• Exercise task
Quote, verbatim, all material below, without pictures.

[Dataset entries]
+++

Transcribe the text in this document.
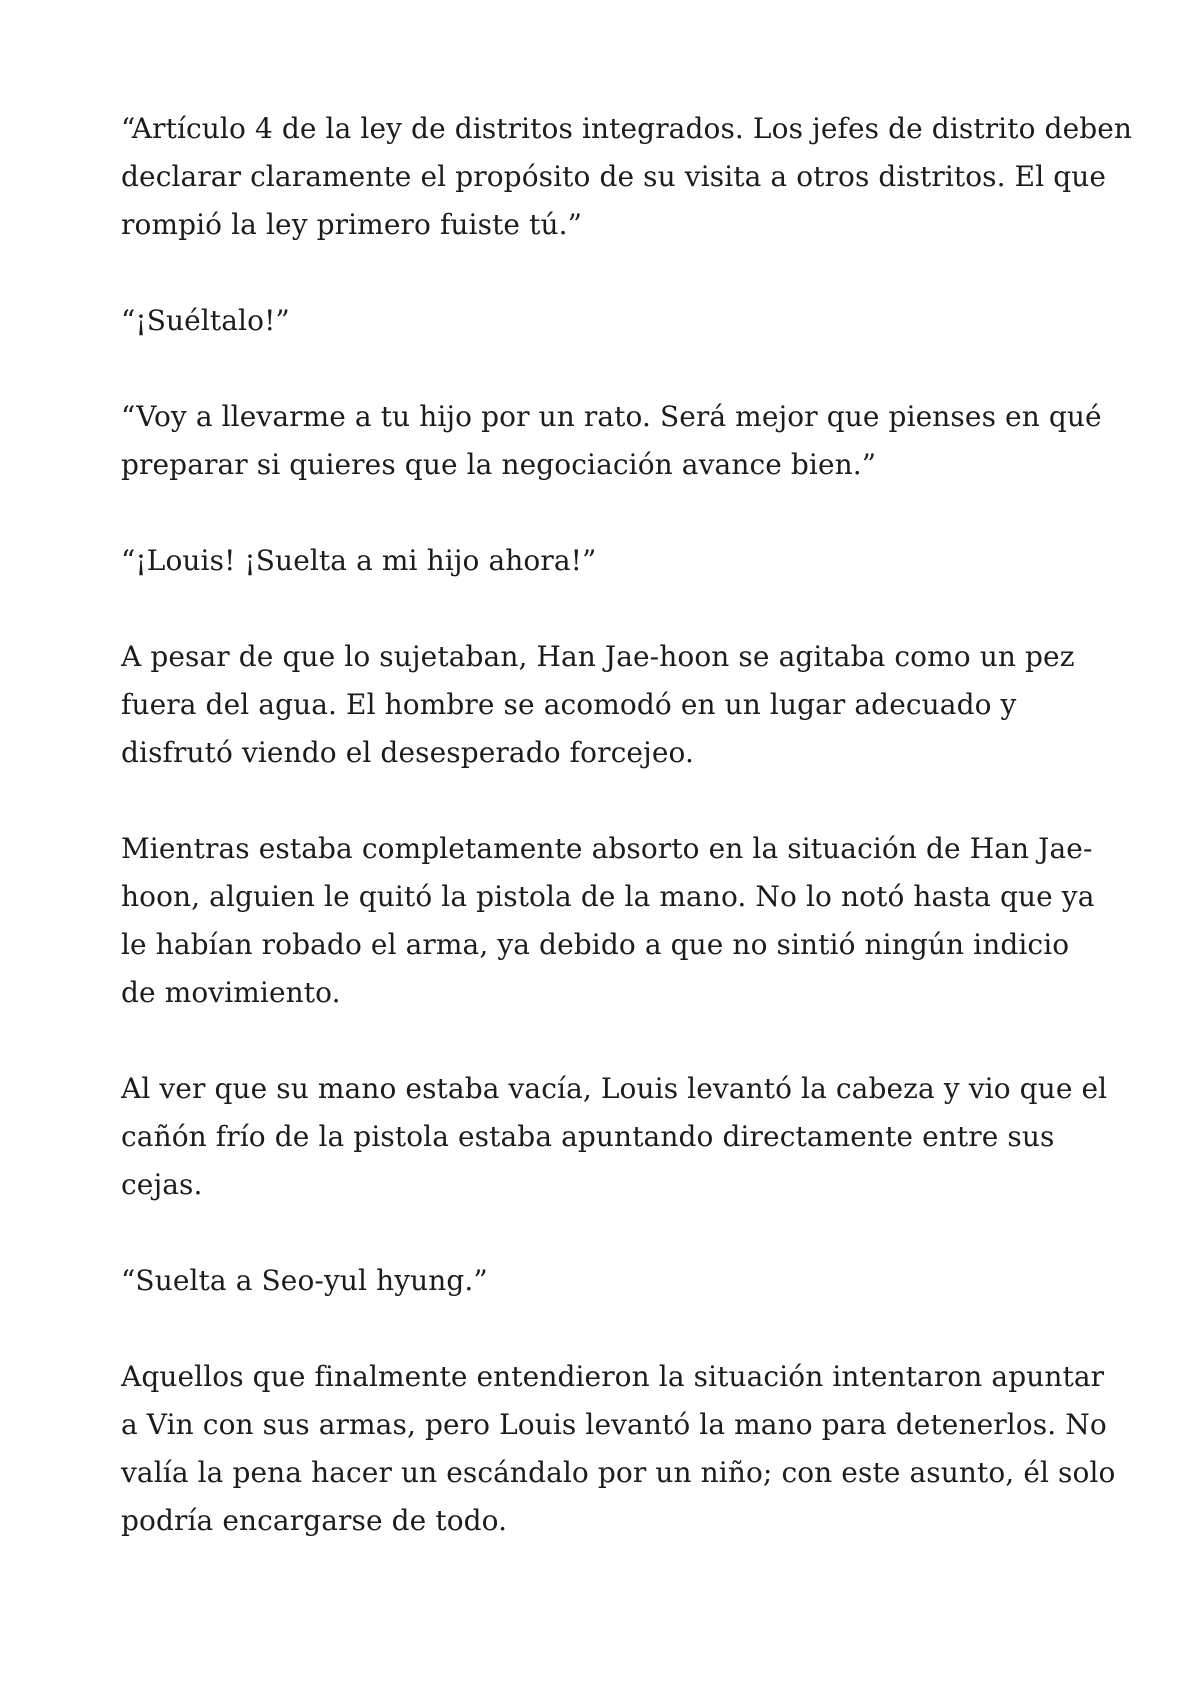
“Artículo 4 de la ley de distritos integrados. Los jefes de distrito deben
declarar claramente el propósito de su visita a otros distritos. El que
rompió la ley primero fuiste tú.”

“¡Suéltalo!”

“Voy a llevarme a tu hijo por un rato. Será mejor que pienses en qué
preparar si quieres que la negociación avance bien.”

“¡Louis! ¡Suelta a mi hijo ahora!”

A pesar de que lo sujetaban, Han Jae-hoon se agitaba como un pez
fuera del agua. El hombre se acomodó en un lugar adecuado y
disfrutó viendo el desesperado forcejeo.

Mientras estaba completamente absorto en la situación de Han Jae-
hoon, alguien le quitó la pistola de la mano. No lo notó hasta que ya
le habían robado el arma, ya debido a que no sintió ningún indicio
de movimiento.

Al ver que su mano estaba vacía, Louis levantó la cabeza y vio que el
cañón frío de la pistola estaba apuntando directamente entre sus
cejas.

“Suelta a Seo-yul hyung.”

Aquellos que finalmente entendieron la situación intentaron apuntar
a Vin con sus armas, pero Louis levantó la mano para detenerlos. No
valía la pena hacer un escándalo por un niño; con este asunto, él solo
podría encargarse de todo.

+++

• Written answer
Transcribe the text in this document.
“Artículo 4 de la ley de distritos integrados. Los jefes de distrito deben
declarar claramente el propósito de su visita a otros distritos. El que
rompió la ley primero fuiste tú.”

“¡Suéltalo!”

“Voy a llevarme a tu hijo por un rato. Será mejor que pienses en qué
preparar si quieres que la negociación avance bien.”

“¡Louis! ¡Suelta a mi hijo ahora!”

A pesar de que lo sujetaban, Han Jae-hoon se agitaba como un pez
fuera del agua. El hombre se acomodó en un lugar adecuado y
disfrutó viendo el desesperado forcejeo.

Mientras estaba completamente absorto en la situación de Han Jae-
hoon, alguien le quitó la pistola de la mano. No lo notó hasta que ya
le habían robado el arma, ya debido a que no sintió ningún indicio
de movimiento.

Al ver que su mano estaba vacía, Louis levantó la cabeza y vio que el
cañón frío de la pistola estaba apuntando directamente entre sus
cejas.

“Suelta a Seo-yul hyung.”

Aquellos que finalmente entendieron la situación intentaron apuntar
a Vin con sus armas, pero Louis levantó la mano para detenerlos. No
valía la pena hacer un escándalo por un niño; con este asunto, él solo
podría encargarse de todo.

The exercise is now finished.